-------- TEXT SEGMENT --------

Pechersk School International Probed in Scandal Over Hitler Infantilization

Pechersk School International, an elite English-speaking institution attended by President Yushchenko’s two younger daughters, has become the epicenter of a scandal.

What attracted public attention is the controversial role-playing assignment given in a history class. The object of the assignment was to generate the tyrannic profile of Hitler and to grasp the mechanics behind the Nazi election campaign. For several days, students experimented with Nazi propaganda by drawing paintings of Hitler and replicating the slogans of the Third Reich.

Initially, the PTA defended the assignment as one that in no way makes Nazism itself part of the official school policy, which, on the contrary, includes school trips to Holocaust museums.

However, at least one family protested the assignment and withdrew their child from the school attended by the offspring of Kyiv’s diplomatic corps and expat community.

--------

■ INSTRUCTIONS
1: According to the news story, what did students draw during the history assignment?
2: In the rows, swap "bar" for "column" in everything from the line containing "x-tick-label: 미국(2016): [185, 335, 249, 349]" down to the line containing "data-label: 8.5: [188, 158, 208, 171]". Return only those lines and leave everything else unchanged.

-------- RECORDS SUPPLIED --------

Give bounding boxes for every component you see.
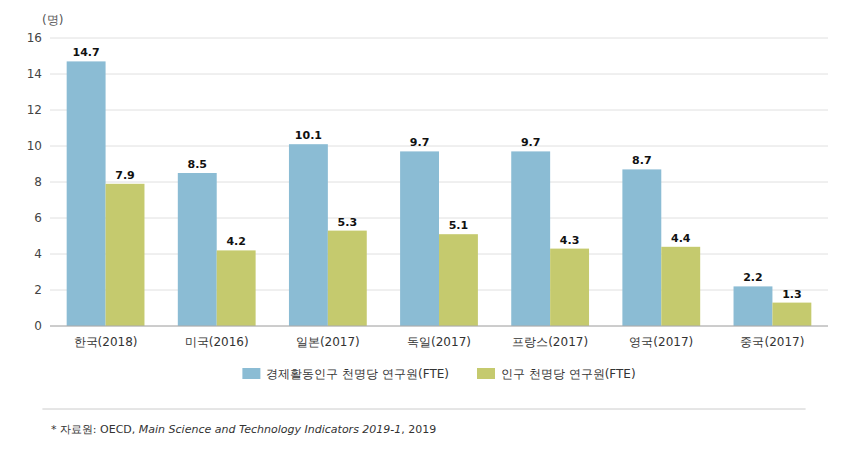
x-tick-label: 미국(2016): [185, 335, 249, 349]
grid: [50, 38, 828, 326]
grid-line: [50, 110, 828, 111]
chart: 0 2 4 6 8 10 12 14 16(명) 14.7 8.5 10.1 9.7 9.7 8.7 2.2 7…: [0, 0, 848, 451]
bar: [661, 247, 700, 326]
footnote: * 자료원: OECD, Main Science and Technology…: [51, 423, 436, 436]
y-tick-label: 2: [34, 283, 42, 297]
bar: [328, 231, 367, 326]
x-tick-label: 한국(2018): [74, 335, 138, 349]
data-label: 8.5: [188, 158, 208, 171]
data-label: 2.2: [743, 271, 763, 284]
grid-line: [50, 38, 828, 39]
separator: [42, 409, 805, 410]
bar: [106, 184, 145, 326]
data-label: 14.7: [73, 46, 100, 59]
bars: [67, 61, 812, 326]
x-tick-label: 중국(2017): [740, 335, 804, 349]
grid-line: [50, 146, 828, 147]
footnote-part: , 2019: [401, 423, 436, 436]
grid-line: [50, 326, 828, 327]
bar: [67, 61, 106, 326]
data-label: 9.7: [521, 136, 541, 149]
y-tick-label: 0: [34, 319, 42, 333]
data-label: 8.7: [632, 154, 652, 167]
data-labels: 14.7 8.5 10.1 9.7 9.7 8.7 2.2 7.9 4.2 5.3 5.1 4.3 4.…: [73, 46, 802, 300]
bar: [217, 250, 256, 326]
bar: [178, 173, 217, 326]
legend-item: 인구 천명당 연구원(FTE): [477, 367, 636, 381]
bar: [622, 169, 661, 326]
background: [0, 0, 848, 451]
bar: [772, 303, 811, 326]
x-tick-label: 독일(2017): [407, 335, 471, 349]
data-label: 4.3: [560, 234, 580, 247]
bar: [734, 286, 773, 326]
legend-swatch: [477, 368, 495, 379]
x-tick-label: 일본(2017): [296, 335, 360, 349]
y-tick-label: 6: [34, 211, 42, 225]
data-label: 9.7: [410, 136, 430, 149]
y-tick-label: 12: [27, 103, 42, 117]
bar: [400, 151, 439, 326]
y-tick-label: 4: [34, 247, 42, 261]
bar: [550, 249, 589, 326]
y-axis-label: (명): [42, 13, 63, 27]
data-label: 4.4: [671, 232, 691, 245]
bar: [439, 234, 478, 326]
bar: [289, 144, 328, 326]
grid-line: [50, 74, 828, 75]
legend: 경제활동인구 천명당 연구원(FTE) 인구 천명당 연구원(FTE): [242, 367, 635, 381]
legend-swatch: [242, 368, 260, 379]
data-label: 7.9: [115, 169, 135, 182]
data-label: 5.1: [449, 219, 469, 232]
bar: [511, 151, 550, 326]
data-label: 5.3: [338, 216, 358, 229]
x-axis-line: [50, 326, 828, 327]
legend-label: 경제활동인구 천명당 연구원(FTE): [266, 367, 449, 381]
data-label: 10.1: [295, 129, 322, 142]
x-tick-label: 영국(2017): [629, 335, 693, 349]
footnote-part: Main Science and Technology Indicators 2…: [139, 423, 402, 436]
x-tick-label: 프랑스(2017): [512, 335, 588, 349]
data-label: 4.2: [226, 235, 246, 248]
y-tick-label: 10: [27, 139, 42, 153]
legend-item: 경제활동인구 천명당 연구원(FTE): [242, 367, 449, 381]
data-label: 1.3: [782, 288, 802, 301]
legend-label: 인구 천명당 연구원(FTE): [501, 367, 636, 381]
y-tick-label: 8: [34, 175, 42, 189]
y-tick-label: 16: [27, 31, 42, 45]
footnote-part: * 자료원: OECD,: [51, 423, 139, 436]
y-tick-label: 14: [27, 67, 42, 81]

--------

■ EXERCISE RESPONSES
1: Paintings of Hitler.

2:
x-tick-label: 미국(2016): [185, 335, 249, 349]
grid: [50, 38, 828, 326]
grid-line: [50, 110, 828, 111]
chart: 0 2 4 6 8 10 12 14 16(명) 14.7 8.5 10.1 9.7 9.7 8.7 2.2 7…: [0, 0, 848, 451]
column: [661, 247, 700, 326]
footnote: * 자료원: OECD, Main Science and Technology…: [51, 423, 436, 436]
y-tick-label: 2: [34, 283, 42, 297]
column: [328, 231, 367, 326]
x-tick-label: 한국(2018): [74, 335, 138, 349]
data-label: 8.5: [188, 158, 208, 171]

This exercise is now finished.